• **Aim**: Below are records. Copy every line with "Center" in it.

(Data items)
BEGIN

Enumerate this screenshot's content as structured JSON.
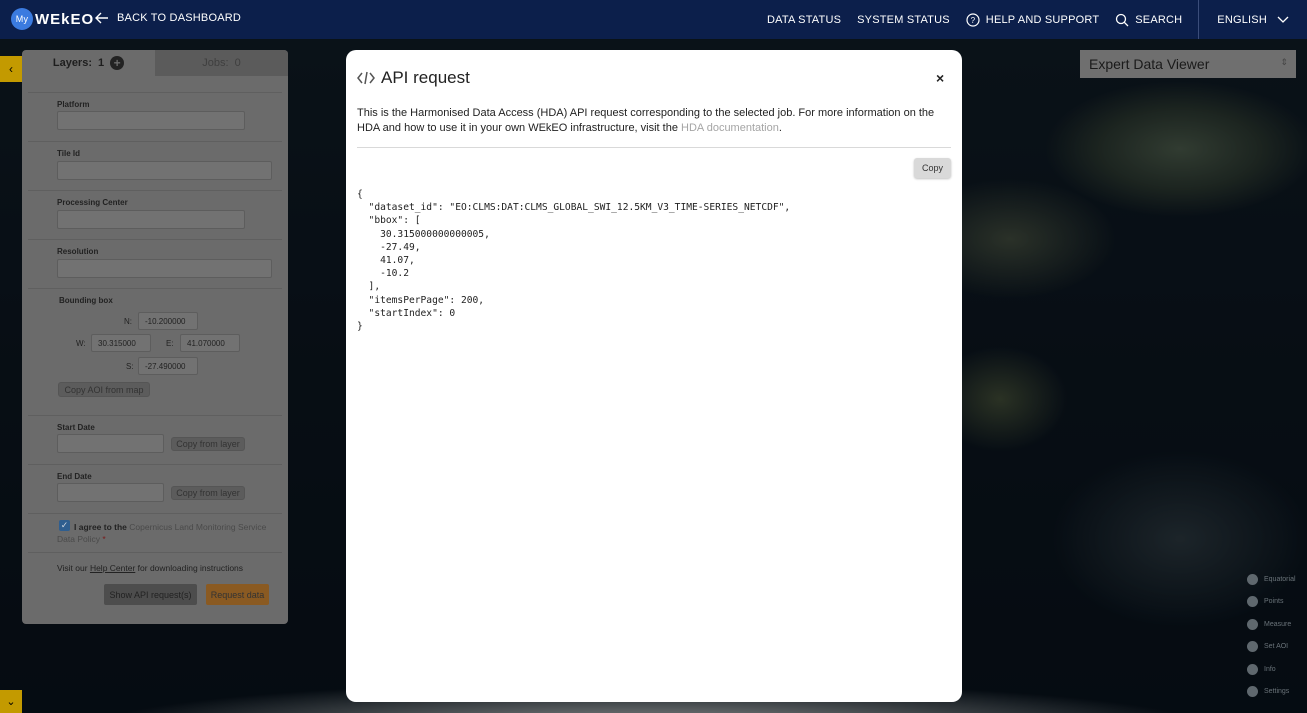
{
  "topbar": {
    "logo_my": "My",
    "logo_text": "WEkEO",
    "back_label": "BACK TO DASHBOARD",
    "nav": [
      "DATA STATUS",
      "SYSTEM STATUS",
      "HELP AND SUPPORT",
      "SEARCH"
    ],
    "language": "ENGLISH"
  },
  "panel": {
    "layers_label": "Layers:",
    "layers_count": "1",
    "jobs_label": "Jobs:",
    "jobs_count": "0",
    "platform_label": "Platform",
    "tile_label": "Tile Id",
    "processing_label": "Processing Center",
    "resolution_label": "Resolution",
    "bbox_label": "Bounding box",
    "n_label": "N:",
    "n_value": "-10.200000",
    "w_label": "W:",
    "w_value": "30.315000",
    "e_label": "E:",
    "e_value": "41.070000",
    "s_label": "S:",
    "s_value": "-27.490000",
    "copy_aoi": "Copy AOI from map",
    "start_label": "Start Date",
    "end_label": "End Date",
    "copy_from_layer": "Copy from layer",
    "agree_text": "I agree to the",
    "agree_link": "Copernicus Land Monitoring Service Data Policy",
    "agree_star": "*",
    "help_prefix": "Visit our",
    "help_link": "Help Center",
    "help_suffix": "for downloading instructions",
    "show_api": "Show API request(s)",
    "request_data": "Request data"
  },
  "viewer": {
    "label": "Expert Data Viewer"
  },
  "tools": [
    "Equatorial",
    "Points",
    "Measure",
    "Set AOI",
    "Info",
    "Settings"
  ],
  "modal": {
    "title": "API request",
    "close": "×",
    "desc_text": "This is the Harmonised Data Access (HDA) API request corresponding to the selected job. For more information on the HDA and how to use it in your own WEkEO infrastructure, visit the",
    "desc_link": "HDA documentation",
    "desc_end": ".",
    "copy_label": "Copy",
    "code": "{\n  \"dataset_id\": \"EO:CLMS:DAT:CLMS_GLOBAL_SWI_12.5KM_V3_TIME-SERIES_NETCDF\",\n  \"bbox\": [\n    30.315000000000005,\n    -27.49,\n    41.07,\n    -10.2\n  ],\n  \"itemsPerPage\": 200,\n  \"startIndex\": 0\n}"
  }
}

END

• **Worked answer**:
    "processing_label": "Processing Center",
    "help_link": "Help Center",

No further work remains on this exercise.